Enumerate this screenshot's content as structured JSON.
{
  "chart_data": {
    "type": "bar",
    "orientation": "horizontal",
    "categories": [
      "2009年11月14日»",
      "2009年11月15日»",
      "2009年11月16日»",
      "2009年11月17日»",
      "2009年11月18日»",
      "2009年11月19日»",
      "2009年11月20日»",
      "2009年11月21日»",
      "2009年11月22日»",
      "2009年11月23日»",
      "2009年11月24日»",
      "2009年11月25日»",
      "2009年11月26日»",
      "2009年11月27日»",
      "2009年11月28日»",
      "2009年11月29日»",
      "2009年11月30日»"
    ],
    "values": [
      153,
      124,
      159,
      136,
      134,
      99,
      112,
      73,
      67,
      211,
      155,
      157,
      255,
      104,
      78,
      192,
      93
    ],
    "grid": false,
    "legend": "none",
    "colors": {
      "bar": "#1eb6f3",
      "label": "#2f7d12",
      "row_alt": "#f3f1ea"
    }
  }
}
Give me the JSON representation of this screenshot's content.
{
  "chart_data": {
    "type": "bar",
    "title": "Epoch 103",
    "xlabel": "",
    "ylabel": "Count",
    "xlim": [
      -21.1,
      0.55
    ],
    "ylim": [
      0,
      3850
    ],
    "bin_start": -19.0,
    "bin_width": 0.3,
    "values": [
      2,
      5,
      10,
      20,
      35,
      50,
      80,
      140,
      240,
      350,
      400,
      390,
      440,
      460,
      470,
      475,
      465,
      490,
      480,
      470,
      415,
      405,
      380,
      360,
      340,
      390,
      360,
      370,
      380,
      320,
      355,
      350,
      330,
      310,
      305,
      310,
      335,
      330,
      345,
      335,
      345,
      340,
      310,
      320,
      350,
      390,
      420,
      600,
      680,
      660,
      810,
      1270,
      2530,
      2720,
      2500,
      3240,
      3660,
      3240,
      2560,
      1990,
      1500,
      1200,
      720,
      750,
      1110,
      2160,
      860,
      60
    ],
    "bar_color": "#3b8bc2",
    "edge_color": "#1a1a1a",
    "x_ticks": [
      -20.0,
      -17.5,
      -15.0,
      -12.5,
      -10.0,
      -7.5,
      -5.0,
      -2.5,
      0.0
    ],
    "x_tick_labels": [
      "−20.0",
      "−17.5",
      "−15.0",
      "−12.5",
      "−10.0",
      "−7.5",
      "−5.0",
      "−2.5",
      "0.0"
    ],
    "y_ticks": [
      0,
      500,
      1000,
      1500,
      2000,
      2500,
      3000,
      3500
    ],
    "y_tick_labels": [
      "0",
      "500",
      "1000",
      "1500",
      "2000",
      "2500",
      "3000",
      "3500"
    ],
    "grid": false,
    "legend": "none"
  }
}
┄┄┄┄┄┄┄┄┄┄
Short problem - Go through the data and return every record exactly.

Response -
Enumerate this screenshot's content as structured JSON.
{
  "chart_data": {
    "type": "bar",
    "orientation": "horizontal",
    "categories": [
      "2009年11月14日»",
      "2009年11月15日»",
      "2009年11月16日»",
      "2009年11月17日»",
      "2009年11月18日»",
      "2009年11月19日»",
      "2009年11月20日»",
      "2009年11月21日»",
      "2009年11月22日»",
      "2009年11月23日»",
      "2009年11月24日»",
      "2009年11月25日»",
      "2009年11月26日»",
      "2009年11月27日»",
      "2009年11月28日»",
      "2009年11月29日»",
      "2009年11月30日»"
    ],
    "values": [
      153,
      124,
      159,
      136,
      134,
      99,
      112,
      73,
      67,
      211,
      155,
      157,
      255,
      104,
      78,
      192,
      93
    ],
    "grid": false,
    "legend": "none",
    "colors": {
      "bar": "#1eb6f3",
      "label": "#2f7d12",
      "row_alt": "#f3f1ea"
    }
  }
}
Give me the JSON representation of this screenshot's content.
{
  "chart_data": {
    "type": "bar",
    "title": "Epoch 103",
    "xlabel": "",
    "ylabel": "Count",
    "xlim": [
      -21.1,
      0.55
    ],
    "ylim": [
      0,
      3850
    ],
    "bin_start": -19.0,
    "bin_width": 0.3,
    "values": [
      2,
      5,
      10,
      20,
      35,
      50,
      80,
      140,
      240,
      350,
      400,
      390,
      440,
      460,
      470,
      475,
      465,
      490,
      480,
      470,
      415,
      405,
      380,
      360,
      340,
      390,
      360,
      370,
      380,
      320,
      355,
      350,
      330,
      310,
      305,
      310,
      335,
      330,
      345,
      335,
      345,
      340,
      310,
      320,
      350,
      390,
      420,
      600,
      680,
      660,
      810,
      1270,
      2530,
      2720,
      2500,
      3240,
      3660,
      3240,
      2560,
      1990,
      1500,
      1200,
      720,
      750,
      1110,
      2160,
      860,
      60
    ],
    "bar_color": "#3b8bc2",
    "edge_color": "#1a1a1a",
    "x_ticks": [
      -20.0,
      -17.5,
      -15.0,
      -12.5,
      -10.0,
      -7.5,
      -5.0,
      -2.5,
      0.0
    ],
    "x_tick_labels": [
      "−20.0",
      "−17.5",
      "−15.0",
      "−12.5",
      "−10.0",
      "−7.5",
      "−5.0",
      "−2.5",
      "0.0"
    ],
    "y_ticks": [
      0,
      500,
      1000,
      1500,
      2000,
      2500,
      3000,
      3500
    ],
    "y_tick_labels": [
      "0",
      "500",
      "1000",
      "1500",
      "2000",
      "2500",
      "3000",
      "3500"
    ],
    "grid": false,
    "legend": "none"
  }
}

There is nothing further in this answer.